*Provided material*:
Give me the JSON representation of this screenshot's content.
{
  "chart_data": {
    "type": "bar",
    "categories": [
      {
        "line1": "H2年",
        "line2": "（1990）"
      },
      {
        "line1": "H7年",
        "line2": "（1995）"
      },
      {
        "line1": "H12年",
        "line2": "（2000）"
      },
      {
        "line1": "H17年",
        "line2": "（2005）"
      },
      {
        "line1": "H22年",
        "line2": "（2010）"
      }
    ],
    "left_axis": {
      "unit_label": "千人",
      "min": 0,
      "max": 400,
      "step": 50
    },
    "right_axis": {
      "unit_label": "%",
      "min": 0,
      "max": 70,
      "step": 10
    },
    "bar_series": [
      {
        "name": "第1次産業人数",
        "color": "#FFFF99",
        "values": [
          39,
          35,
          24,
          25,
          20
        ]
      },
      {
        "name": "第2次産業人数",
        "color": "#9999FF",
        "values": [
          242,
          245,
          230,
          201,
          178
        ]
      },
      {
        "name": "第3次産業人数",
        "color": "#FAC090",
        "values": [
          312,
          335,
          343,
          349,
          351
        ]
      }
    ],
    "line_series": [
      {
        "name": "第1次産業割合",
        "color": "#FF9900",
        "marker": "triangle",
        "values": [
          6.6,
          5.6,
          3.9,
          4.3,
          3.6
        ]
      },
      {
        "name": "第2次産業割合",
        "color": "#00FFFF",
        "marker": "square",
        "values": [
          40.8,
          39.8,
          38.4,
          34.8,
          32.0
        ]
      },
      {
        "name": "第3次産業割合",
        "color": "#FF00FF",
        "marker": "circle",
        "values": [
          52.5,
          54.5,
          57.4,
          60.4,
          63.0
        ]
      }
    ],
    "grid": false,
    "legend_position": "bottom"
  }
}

*Challenge*:
Collect every line from the records above that contains the word "marker".

*Worked answer*:
        "marker": "triangle",
        "marker": "square",
        "marker": "circle",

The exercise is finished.